## BEGIN LISTED ENTRIES

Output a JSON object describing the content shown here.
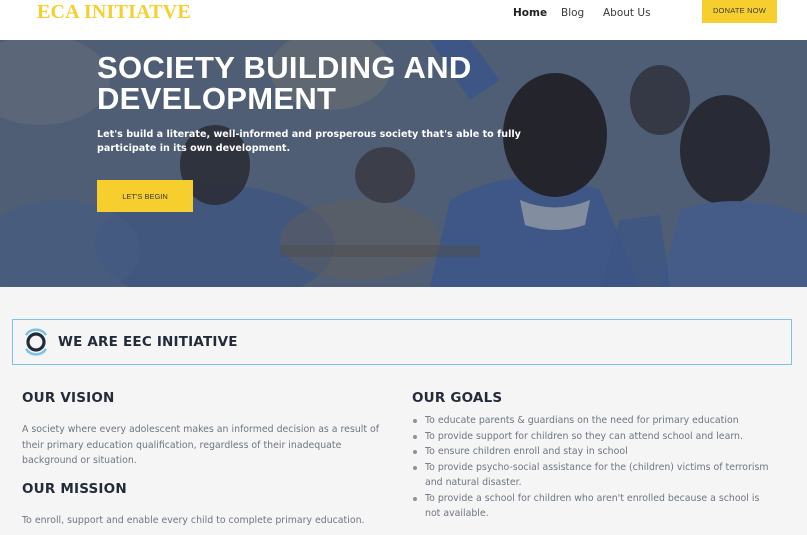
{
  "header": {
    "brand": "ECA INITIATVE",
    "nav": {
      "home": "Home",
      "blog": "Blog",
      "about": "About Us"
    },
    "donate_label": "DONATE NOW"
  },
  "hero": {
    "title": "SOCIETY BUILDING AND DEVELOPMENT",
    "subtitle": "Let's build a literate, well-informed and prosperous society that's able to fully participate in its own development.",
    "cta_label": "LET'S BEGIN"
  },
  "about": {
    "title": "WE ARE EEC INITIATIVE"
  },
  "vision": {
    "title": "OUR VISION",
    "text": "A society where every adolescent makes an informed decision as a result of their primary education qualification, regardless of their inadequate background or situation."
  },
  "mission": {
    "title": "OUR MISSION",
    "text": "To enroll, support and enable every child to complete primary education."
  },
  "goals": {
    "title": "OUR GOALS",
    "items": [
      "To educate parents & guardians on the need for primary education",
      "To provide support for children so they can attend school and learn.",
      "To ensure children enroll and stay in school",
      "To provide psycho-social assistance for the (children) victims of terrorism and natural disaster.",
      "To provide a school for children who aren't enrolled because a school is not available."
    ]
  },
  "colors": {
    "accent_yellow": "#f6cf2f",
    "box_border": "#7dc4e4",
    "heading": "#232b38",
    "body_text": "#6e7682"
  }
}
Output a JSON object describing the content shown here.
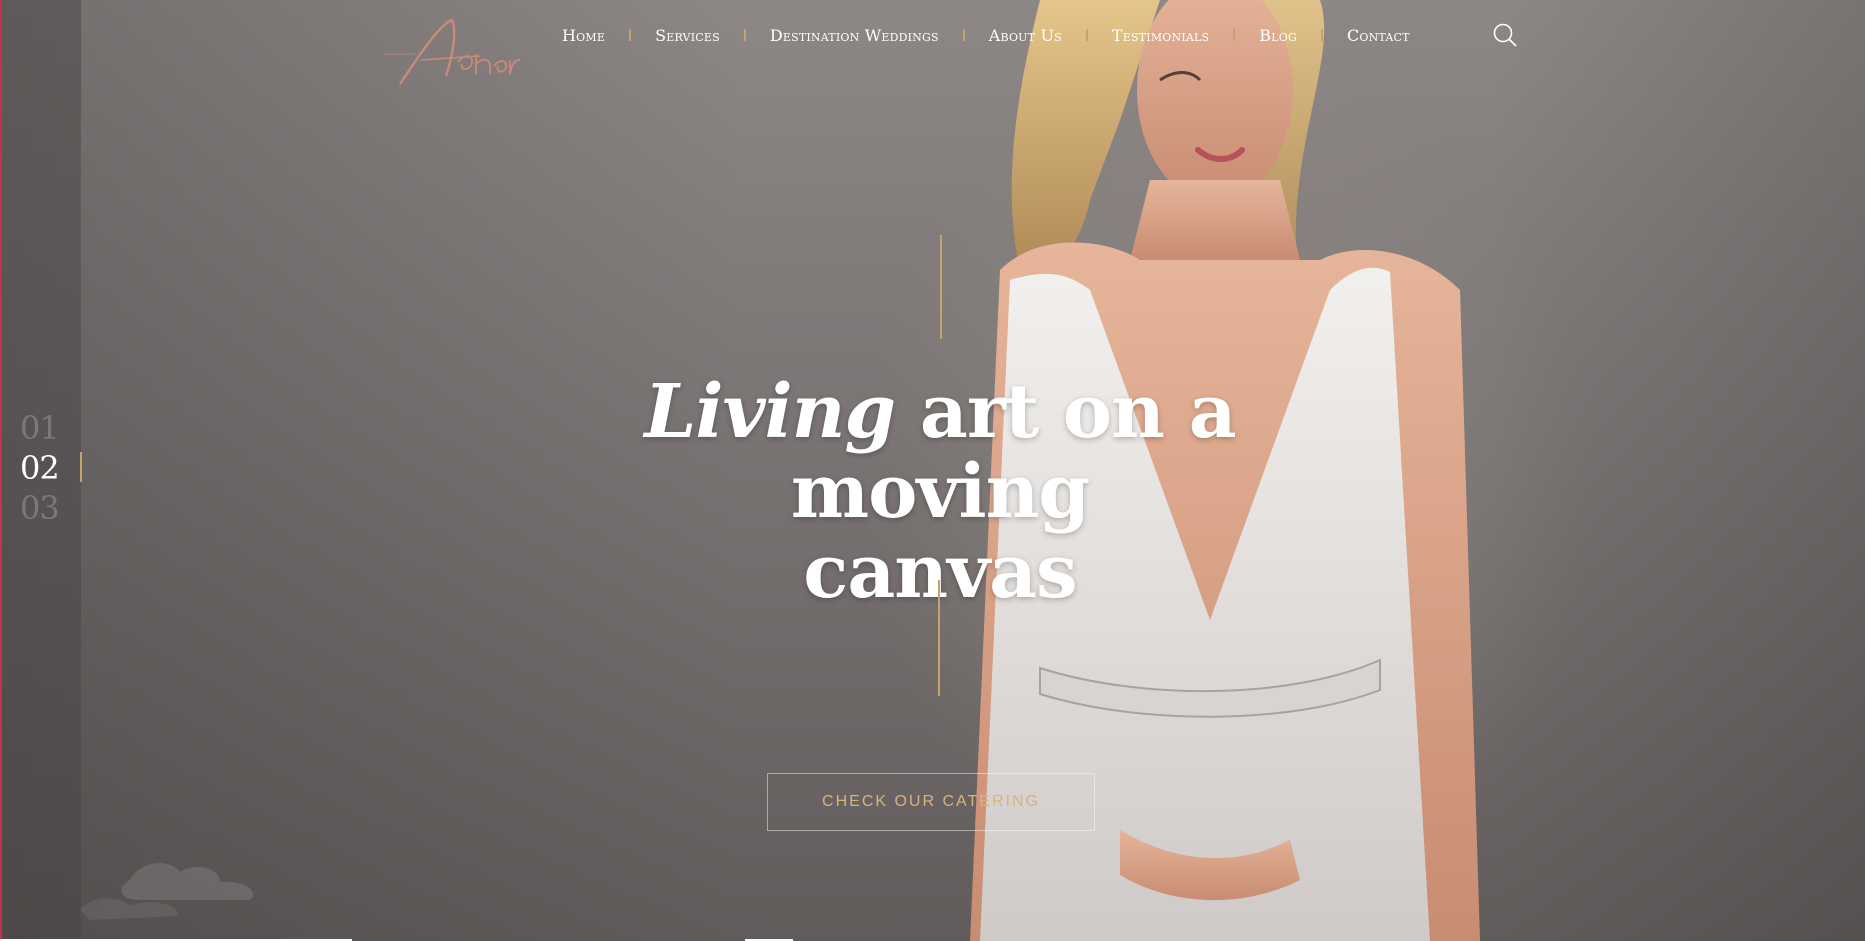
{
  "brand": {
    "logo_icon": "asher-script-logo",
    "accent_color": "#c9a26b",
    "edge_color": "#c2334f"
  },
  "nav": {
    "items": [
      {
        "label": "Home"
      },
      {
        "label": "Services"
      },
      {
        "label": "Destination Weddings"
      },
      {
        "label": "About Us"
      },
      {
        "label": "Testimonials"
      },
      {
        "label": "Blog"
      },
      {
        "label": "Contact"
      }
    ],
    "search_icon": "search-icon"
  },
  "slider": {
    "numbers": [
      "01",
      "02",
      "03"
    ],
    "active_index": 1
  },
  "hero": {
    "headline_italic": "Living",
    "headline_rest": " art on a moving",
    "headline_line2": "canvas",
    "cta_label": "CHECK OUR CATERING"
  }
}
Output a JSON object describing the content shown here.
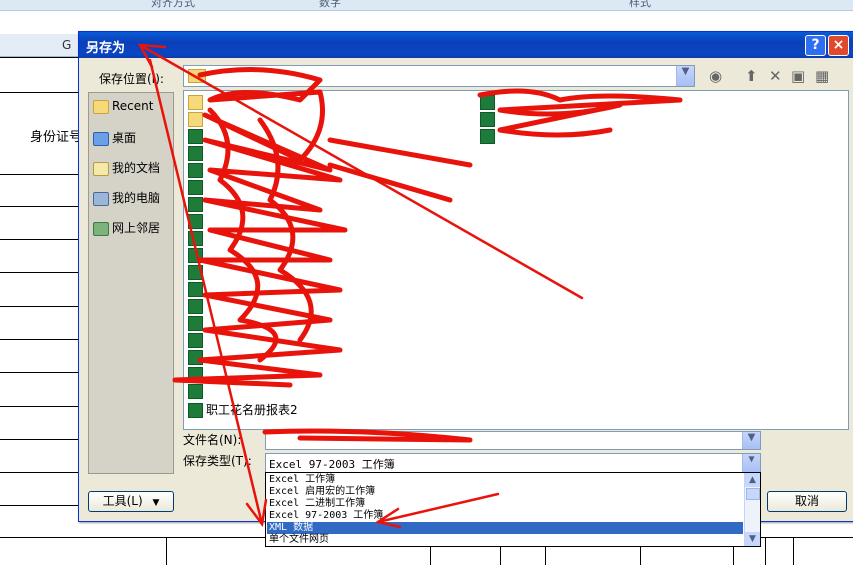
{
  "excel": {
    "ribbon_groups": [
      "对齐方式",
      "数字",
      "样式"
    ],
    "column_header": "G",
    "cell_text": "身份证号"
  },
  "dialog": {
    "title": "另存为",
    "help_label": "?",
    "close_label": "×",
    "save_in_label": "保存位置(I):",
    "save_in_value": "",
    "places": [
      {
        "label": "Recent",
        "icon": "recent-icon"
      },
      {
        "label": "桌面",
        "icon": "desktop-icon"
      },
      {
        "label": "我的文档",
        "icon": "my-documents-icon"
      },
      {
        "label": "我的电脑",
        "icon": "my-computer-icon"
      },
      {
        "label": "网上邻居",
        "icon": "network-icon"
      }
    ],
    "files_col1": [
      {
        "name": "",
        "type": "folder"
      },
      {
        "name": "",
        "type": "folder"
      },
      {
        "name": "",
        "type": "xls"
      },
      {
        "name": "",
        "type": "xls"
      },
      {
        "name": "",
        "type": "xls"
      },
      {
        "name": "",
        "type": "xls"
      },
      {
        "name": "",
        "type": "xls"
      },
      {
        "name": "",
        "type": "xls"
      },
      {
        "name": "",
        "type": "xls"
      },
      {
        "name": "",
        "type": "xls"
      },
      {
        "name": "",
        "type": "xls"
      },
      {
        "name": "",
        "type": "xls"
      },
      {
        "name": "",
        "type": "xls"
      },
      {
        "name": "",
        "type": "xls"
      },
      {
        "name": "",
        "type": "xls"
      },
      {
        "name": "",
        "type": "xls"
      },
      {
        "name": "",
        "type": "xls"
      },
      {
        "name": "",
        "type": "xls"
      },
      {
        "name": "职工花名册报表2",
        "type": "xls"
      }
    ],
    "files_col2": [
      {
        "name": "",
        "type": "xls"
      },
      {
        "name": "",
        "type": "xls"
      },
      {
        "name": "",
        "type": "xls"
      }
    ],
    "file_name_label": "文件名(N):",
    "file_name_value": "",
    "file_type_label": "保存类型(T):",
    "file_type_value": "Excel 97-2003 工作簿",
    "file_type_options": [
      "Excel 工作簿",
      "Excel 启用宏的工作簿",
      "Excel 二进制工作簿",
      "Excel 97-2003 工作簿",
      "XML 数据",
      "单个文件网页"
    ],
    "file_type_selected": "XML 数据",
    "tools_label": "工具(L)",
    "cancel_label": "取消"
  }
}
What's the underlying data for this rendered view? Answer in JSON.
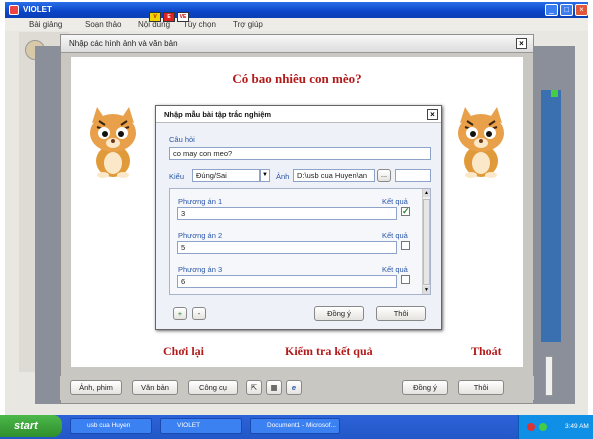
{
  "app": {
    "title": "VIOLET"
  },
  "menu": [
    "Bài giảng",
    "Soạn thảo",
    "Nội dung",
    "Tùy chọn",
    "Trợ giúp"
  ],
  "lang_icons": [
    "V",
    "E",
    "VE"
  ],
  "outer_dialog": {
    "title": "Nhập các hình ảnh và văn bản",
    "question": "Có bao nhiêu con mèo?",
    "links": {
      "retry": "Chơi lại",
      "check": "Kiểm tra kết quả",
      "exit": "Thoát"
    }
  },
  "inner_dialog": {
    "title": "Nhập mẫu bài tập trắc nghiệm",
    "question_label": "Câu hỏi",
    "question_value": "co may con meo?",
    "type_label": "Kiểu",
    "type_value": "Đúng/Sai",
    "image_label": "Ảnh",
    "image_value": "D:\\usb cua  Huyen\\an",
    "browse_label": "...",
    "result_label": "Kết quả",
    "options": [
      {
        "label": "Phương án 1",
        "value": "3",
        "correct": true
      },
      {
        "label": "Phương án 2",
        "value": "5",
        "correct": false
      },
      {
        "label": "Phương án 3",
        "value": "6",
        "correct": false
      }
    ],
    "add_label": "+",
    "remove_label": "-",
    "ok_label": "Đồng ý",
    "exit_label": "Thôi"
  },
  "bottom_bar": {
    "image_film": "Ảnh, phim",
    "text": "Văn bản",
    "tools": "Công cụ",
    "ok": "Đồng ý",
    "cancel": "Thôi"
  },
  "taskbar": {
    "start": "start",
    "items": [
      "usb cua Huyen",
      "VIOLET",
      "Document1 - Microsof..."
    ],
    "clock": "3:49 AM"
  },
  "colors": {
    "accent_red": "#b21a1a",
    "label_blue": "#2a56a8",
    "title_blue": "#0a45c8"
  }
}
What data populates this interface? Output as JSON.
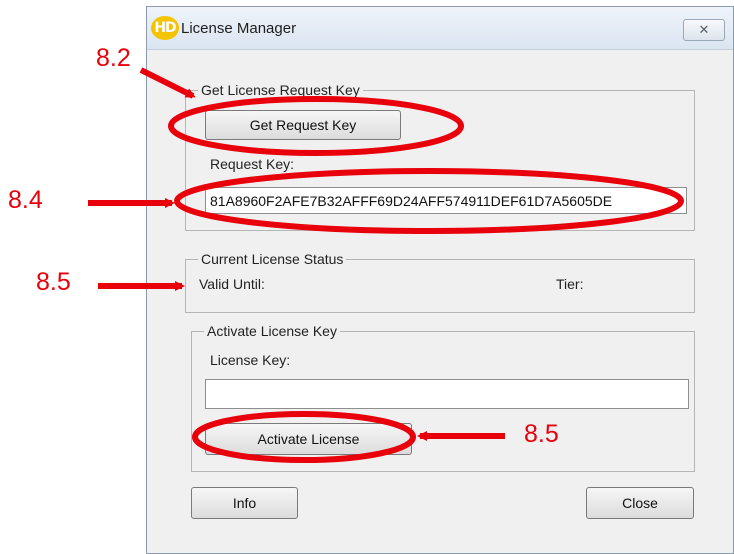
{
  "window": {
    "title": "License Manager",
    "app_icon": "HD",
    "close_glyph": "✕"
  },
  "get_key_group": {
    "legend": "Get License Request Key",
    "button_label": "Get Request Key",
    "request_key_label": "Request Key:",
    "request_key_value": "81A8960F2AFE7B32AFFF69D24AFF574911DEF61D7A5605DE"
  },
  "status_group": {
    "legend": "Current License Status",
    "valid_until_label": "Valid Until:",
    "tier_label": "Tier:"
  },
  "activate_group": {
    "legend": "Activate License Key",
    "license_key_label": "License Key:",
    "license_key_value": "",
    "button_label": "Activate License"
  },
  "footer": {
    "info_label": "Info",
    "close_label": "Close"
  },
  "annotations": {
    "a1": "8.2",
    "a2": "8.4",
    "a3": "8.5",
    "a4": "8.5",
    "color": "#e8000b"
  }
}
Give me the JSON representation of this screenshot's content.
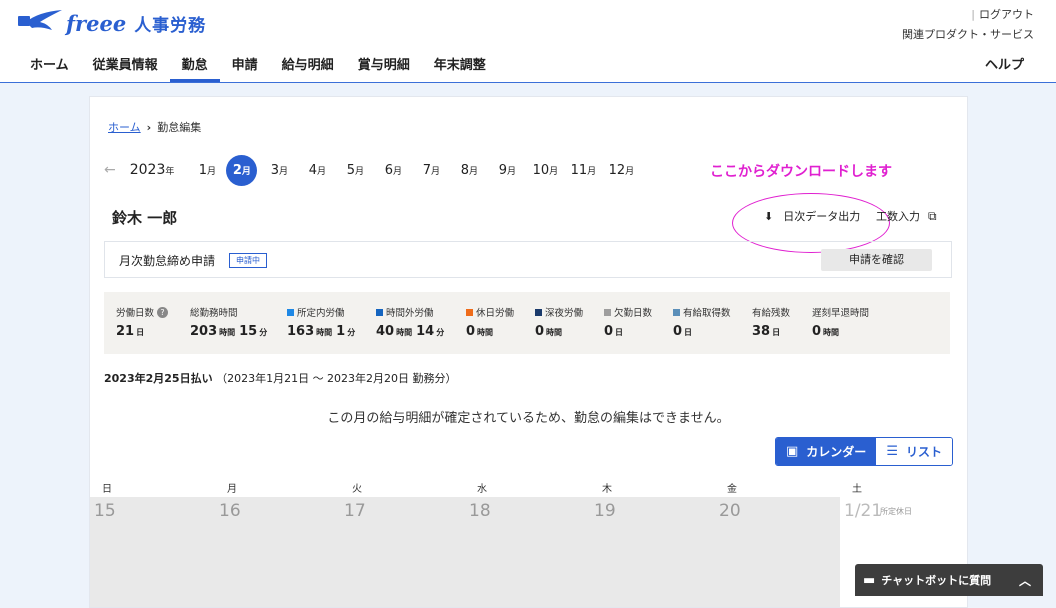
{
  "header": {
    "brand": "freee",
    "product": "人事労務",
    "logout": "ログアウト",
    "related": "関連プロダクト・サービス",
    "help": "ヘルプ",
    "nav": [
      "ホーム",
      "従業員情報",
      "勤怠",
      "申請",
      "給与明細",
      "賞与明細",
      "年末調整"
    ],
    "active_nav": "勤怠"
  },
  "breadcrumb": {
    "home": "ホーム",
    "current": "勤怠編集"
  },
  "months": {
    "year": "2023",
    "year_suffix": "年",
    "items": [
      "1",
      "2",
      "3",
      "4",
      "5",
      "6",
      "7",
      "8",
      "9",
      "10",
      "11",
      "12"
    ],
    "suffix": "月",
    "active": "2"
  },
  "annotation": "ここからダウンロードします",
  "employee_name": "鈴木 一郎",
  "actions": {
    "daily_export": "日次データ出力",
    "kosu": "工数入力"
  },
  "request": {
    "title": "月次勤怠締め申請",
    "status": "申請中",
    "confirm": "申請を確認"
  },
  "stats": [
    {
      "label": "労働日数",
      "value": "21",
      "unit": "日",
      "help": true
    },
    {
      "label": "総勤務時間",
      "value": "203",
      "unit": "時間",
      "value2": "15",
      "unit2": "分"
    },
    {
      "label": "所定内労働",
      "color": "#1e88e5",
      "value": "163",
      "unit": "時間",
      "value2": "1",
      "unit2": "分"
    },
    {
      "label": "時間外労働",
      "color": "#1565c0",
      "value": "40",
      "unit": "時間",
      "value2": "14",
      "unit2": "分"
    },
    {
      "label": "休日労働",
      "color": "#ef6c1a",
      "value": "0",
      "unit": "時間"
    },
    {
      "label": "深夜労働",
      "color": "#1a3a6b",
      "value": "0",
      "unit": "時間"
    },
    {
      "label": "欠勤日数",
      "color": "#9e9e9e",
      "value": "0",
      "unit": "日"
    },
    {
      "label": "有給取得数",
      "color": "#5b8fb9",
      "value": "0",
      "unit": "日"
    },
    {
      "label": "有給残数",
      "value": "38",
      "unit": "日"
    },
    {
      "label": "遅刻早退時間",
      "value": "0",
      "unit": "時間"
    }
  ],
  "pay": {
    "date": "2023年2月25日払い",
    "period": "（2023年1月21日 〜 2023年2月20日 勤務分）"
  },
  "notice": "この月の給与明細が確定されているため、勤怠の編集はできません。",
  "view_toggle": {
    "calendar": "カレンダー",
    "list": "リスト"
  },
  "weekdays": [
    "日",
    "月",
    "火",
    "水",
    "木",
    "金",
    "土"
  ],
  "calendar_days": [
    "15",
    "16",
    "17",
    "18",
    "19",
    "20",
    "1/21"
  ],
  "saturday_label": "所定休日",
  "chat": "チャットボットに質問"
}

## END LISTED ENTRIES

Each line holding "data" must be found and copied.

● SOLUTION TO THIS EXERCISE:
What's the underlying data for this rendered view? Answer in JSON.
What data populates this interface? Output as JSON.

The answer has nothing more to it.